Instructions to follow:
Locate each line containing the string "name" and copy it out.

Data to process:
## Start

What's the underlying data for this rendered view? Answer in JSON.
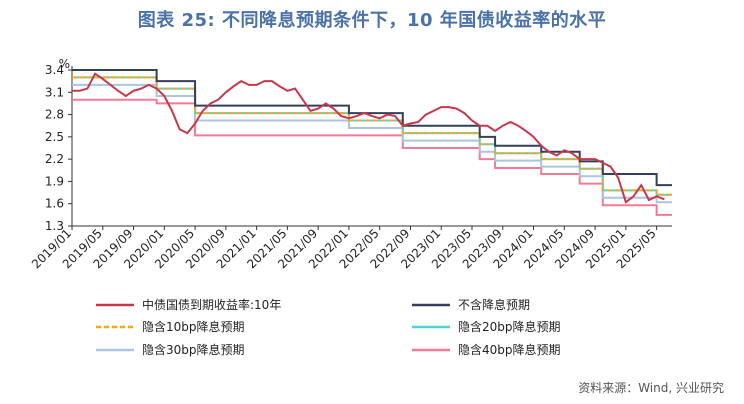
{
  "title": "图表 25: 不同降息预期条件下，10 年国债收益率的水平",
  "source": "资料来源：Wind, 兴业研究",
  "chart_data": {
    "type": "line",
    "y_unit_label": "%",
    "ylim": [
      1.3,
      3.4
    ],
    "yticks": [
      "3.4",
      "3.1",
      "2.8",
      "2.5",
      "2.2",
      "1.9",
      "1.6",
      "1.3"
    ],
    "xlim": [
      "2019-01",
      "2025-07"
    ],
    "xticks": [
      "2019/01",
      "2019/05",
      "2019/09",
      "2020/01",
      "2020/05",
      "2020/09",
      "2021/01",
      "2021/05",
      "2021/09",
      "2022/01",
      "2022/05",
      "2022/09",
      "2023/01",
      "2023/05",
      "2023/09",
      "2024/01",
      "2024/05",
      "2024/09",
      "2025/01",
      "2025/05"
    ],
    "grid": false,
    "legend_position": "bottom",
    "series": [
      {
        "name": "中债国债到期收益率:10年",
        "color": "#c8374a",
        "x": [
          "2019-01",
          "2019-02",
          "2019-03",
          "2019-04",
          "2019-05",
          "2019-06",
          "2019-07",
          "2019-08",
          "2019-09",
          "2019-10",
          "2019-11",
          "2019-12",
          "2020-01",
          "2020-02",
          "2020-03",
          "2020-04",
          "2020-05",
          "2020-06",
          "2020-07",
          "2020-08",
          "2020-09",
          "2020-10",
          "2020-11",
          "2020-12",
          "2021-01",
          "2021-02",
          "2021-03",
          "2021-04",
          "2021-05",
          "2021-06",
          "2021-07",
          "2021-08",
          "2021-09",
          "2021-10",
          "2021-11",
          "2021-12",
          "2022-01",
          "2022-02",
          "2022-03",
          "2022-04",
          "2022-05",
          "2022-06",
          "2022-07",
          "2022-08",
          "2022-09",
          "2022-10",
          "2022-11",
          "2022-12",
          "2023-01",
          "2023-02",
          "2023-03",
          "2023-04",
          "2023-05",
          "2023-06",
          "2023-07",
          "2023-08",
          "2023-09",
          "2023-10",
          "2023-11",
          "2023-12",
          "2024-01",
          "2024-02",
          "2024-03",
          "2024-04",
          "2024-05",
          "2024-06",
          "2024-07",
          "2024-08",
          "2024-09",
          "2024-10",
          "2024-11",
          "2024-12",
          "2025-01",
          "2025-02",
          "2025-03",
          "2025-04",
          "2025-05",
          "2025-06"
        ],
        "values": [
          3.12,
          3.12,
          3.15,
          3.35,
          3.28,
          3.2,
          3.12,
          3.05,
          3.12,
          3.15,
          3.2,
          3.15,
          3.05,
          2.85,
          2.6,
          2.55,
          2.68,
          2.85,
          2.95,
          3.0,
          3.1,
          3.18,
          3.25,
          3.2,
          3.2,
          3.25,
          3.25,
          3.18,
          3.12,
          3.15,
          3.0,
          2.85,
          2.88,
          2.95,
          2.88,
          2.78,
          2.75,
          2.78,
          2.82,
          2.78,
          2.75,
          2.8,
          2.78,
          2.65,
          2.68,
          2.7,
          2.8,
          2.85,
          2.9,
          2.9,
          2.88,
          2.82,
          2.72,
          2.65,
          2.65,
          2.58,
          2.65,
          2.7,
          2.65,
          2.58,
          2.5,
          2.38,
          2.3,
          2.25,
          2.32,
          2.28,
          2.2,
          2.2,
          2.2,
          2.15,
          2.1,
          1.95,
          1.62,
          1.7,
          1.85,
          1.65,
          1.7,
          1.66
        ]
      },
      {
        "name": "不含降息预期",
        "color": "#34405a",
        "steps": [
          [
            "2019-01",
            3.4
          ],
          [
            "2019-12",
            3.25
          ],
          [
            "2020-05",
            2.92
          ],
          [
            "2022-01",
            2.82
          ],
          [
            "2022-08",
            2.65
          ],
          [
            "2023-06",
            2.5
          ],
          [
            "2023-08",
            2.38
          ],
          [
            "2024-02",
            2.3
          ],
          [
            "2024-07",
            2.17
          ],
          [
            "2024-10",
            2.0
          ],
          [
            "2025-05",
            1.85
          ],
          [
            "2025-07",
            1.85
          ]
        ]
      },
      {
        "name": "隐含10bp降息预期",
        "color": "#f5a623",
        "dashed": true,
        "steps": [
          [
            "2019-01",
            3.3
          ],
          [
            "2019-12",
            3.15
          ],
          [
            "2020-05",
            2.82
          ],
          [
            "2022-01",
            2.72
          ],
          [
            "2022-08",
            2.55
          ],
          [
            "2023-06",
            2.4
          ],
          [
            "2023-08",
            2.28
          ],
          [
            "2024-02",
            2.2
          ],
          [
            "2024-07",
            2.07
          ],
          [
            "2024-10",
            1.78
          ],
          [
            "2025-05",
            1.72
          ],
          [
            "2025-07",
            1.72
          ]
        ]
      },
      {
        "name": "隐含20bp降息预期",
        "color": "#4fd4d4",
        "steps": [
          [
            "2019-01",
            3.3
          ],
          [
            "2019-12",
            3.15
          ],
          [
            "2020-05",
            2.82
          ],
          [
            "2022-01",
            2.72
          ],
          [
            "2022-08",
            2.55
          ],
          [
            "2023-06",
            2.4
          ],
          [
            "2023-08",
            2.28
          ],
          [
            "2024-02",
            2.2
          ],
          [
            "2024-07",
            2.07
          ],
          [
            "2024-10",
            1.78
          ],
          [
            "2025-05",
            1.72
          ],
          [
            "2025-07",
            1.72
          ]
        ]
      },
      {
        "name": "隐含30bp降息预期",
        "color": "#a9c4e4",
        "steps": [
          [
            "2019-01",
            3.2
          ],
          [
            "2019-12",
            3.05
          ],
          [
            "2020-05",
            2.72
          ],
          [
            "2022-01",
            2.62
          ],
          [
            "2022-08",
            2.45
          ],
          [
            "2023-06",
            2.3
          ],
          [
            "2023-08",
            2.18
          ],
          [
            "2024-02",
            2.1
          ],
          [
            "2024-07",
            1.97
          ],
          [
            "2024-10",
            1.68
          ],
          [
            "2025-05",
            1.62
          ],
          [
            "2025-07",
            1.62
          ]
        ]
      },
      {
        "name": "隐含40bp降息预期",
        "color": "#f07b95",
        "steps": [
          [
            "2019-01",
            3.0
          ],
          [
            "2019-12",
            2.95
          ],
          [
            "2020-05",
            2.52
          ],
          [
            "2022-01",
            2.52
          ],
          [
            "2022-08",
            2.35
          ],
          [
            "2023-06",
            2.2
          ],
          [
            "2023-08",
            2.08
          ],
          [
            "2024-02",
            2.0
          ],
          [
            "2024-07",
            1.87
          ],
          [
            "2024-10",
            1.58
          ],
          [
            "2025-05",
            1.45
          ],
          [
            "2025-07",
            1.45
          ]
        ]
      }
    ]
  }
}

## End

Solved exercise:
        "name": "中债国债到期收益率:10年",
        "name": "不含降息预期",
        "name": "隐含10bp降息预期",
        "name": "隐含20bp降息预期",
        "name": "隐含30bp降息预期",
        "name": "隐含40bp降息预期",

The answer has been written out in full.